Exercise prompt: Copy out, word for word, everything in the records from the line containing "Output each element" down to the line containing "dj-label: DJ [84,571,231,643]", with both of those lines included. Leave the pictures out of your answer.

:: Data shown

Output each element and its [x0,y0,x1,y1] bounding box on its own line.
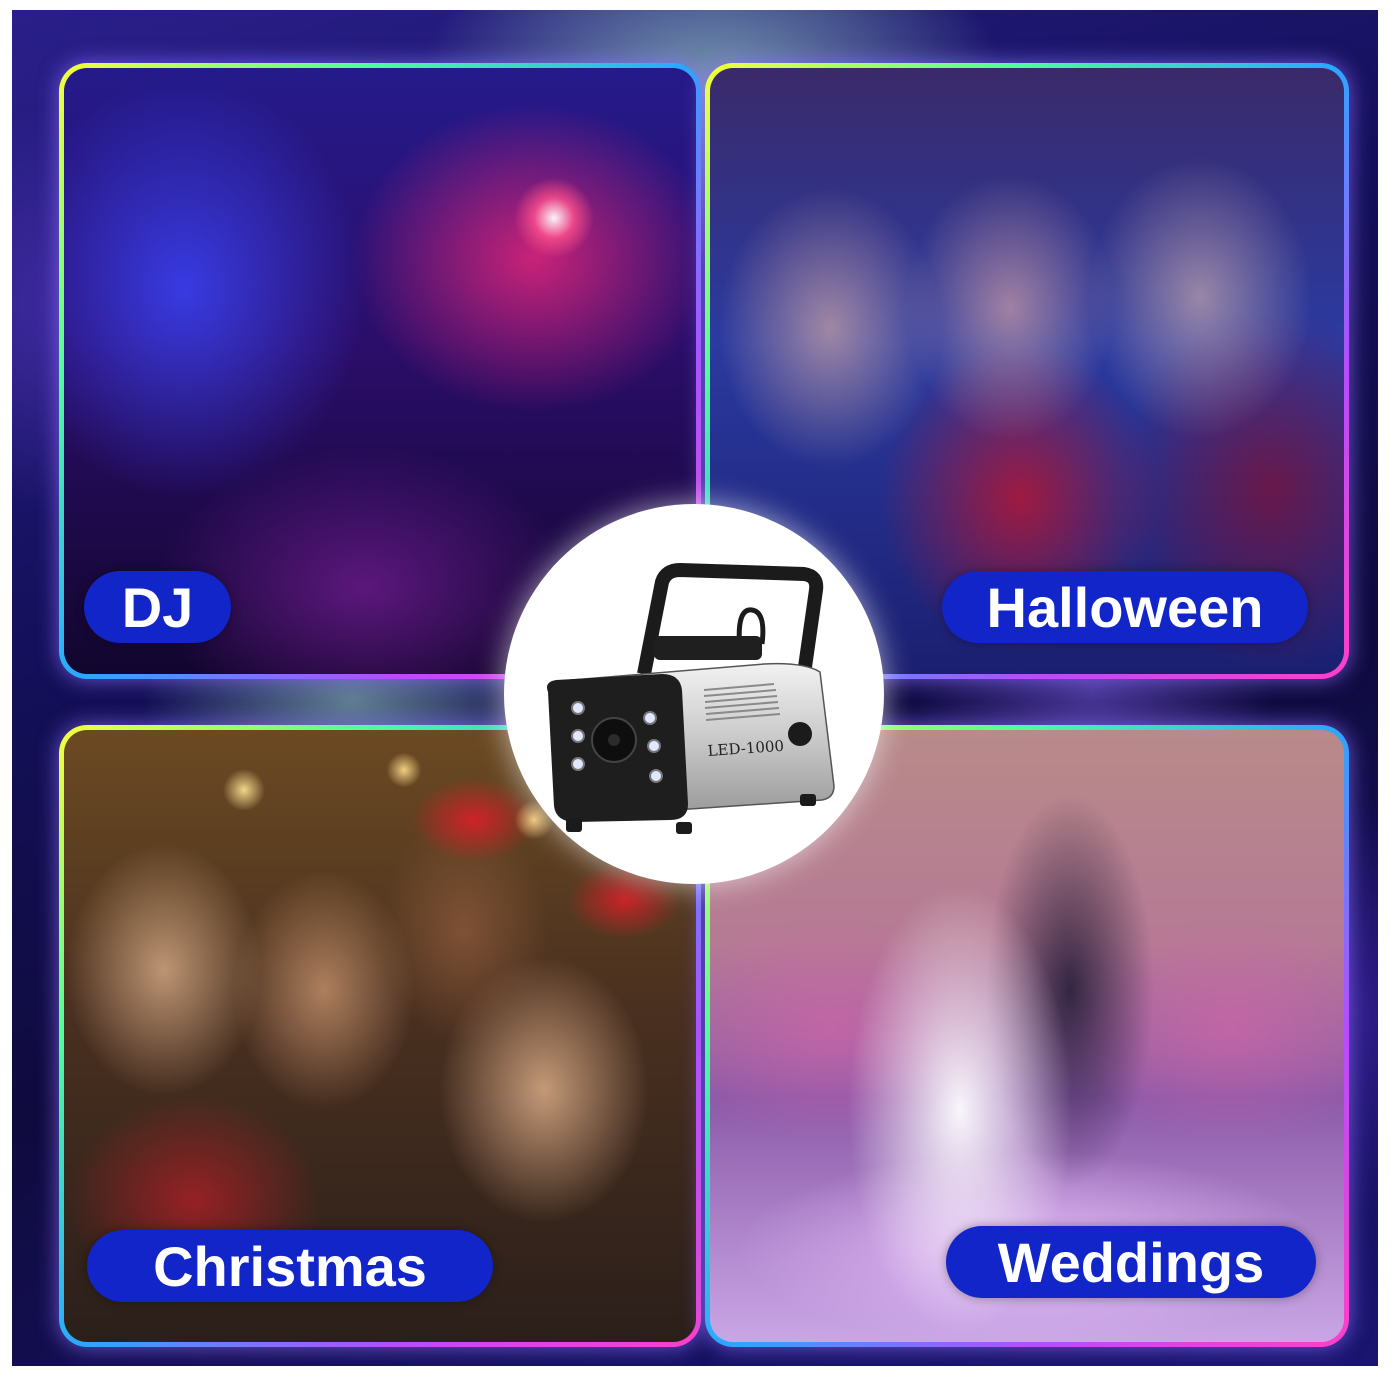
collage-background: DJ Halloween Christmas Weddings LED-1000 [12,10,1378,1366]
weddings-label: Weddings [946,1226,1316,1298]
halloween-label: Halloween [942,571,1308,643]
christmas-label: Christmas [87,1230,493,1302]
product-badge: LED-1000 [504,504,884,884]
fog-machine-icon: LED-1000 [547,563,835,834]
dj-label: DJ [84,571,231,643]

::::
:: Data shown

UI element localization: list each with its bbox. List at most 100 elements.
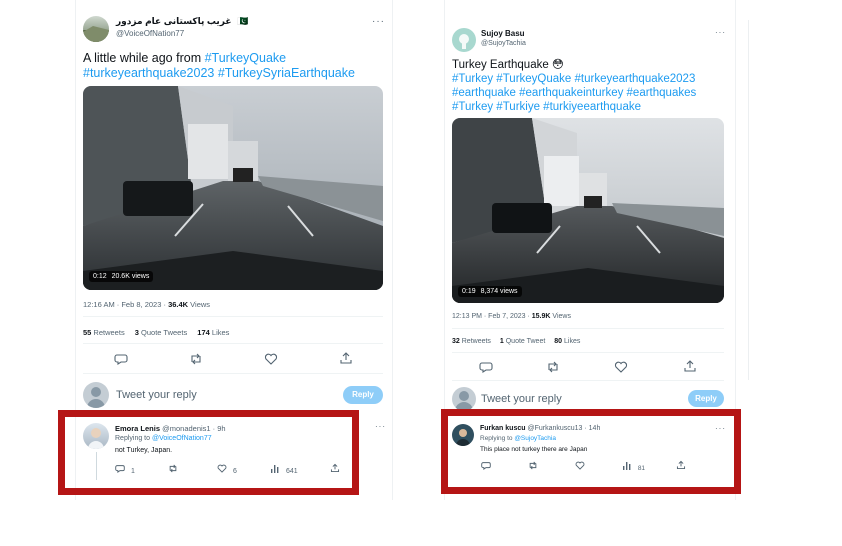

::::

Full answer:
Output each element and its [x0,y0,x1,y1] bounding box on its own line.
collage-background: DJ Halloween Christmas Weddings LED-1000 [12,10,1378,1366]
weddings-label: Weddings [946,1226,1316,1298]
halloween-label: Halloween [942,571,1308,643]
christmas-label: Christmas [87,1230,493,1302]
product-badge: LED-1000 [504,504,884,884]
fog-machine-icon: LED-1000 [547,563,835,834]
dj-label: DJ [84,571,231,643]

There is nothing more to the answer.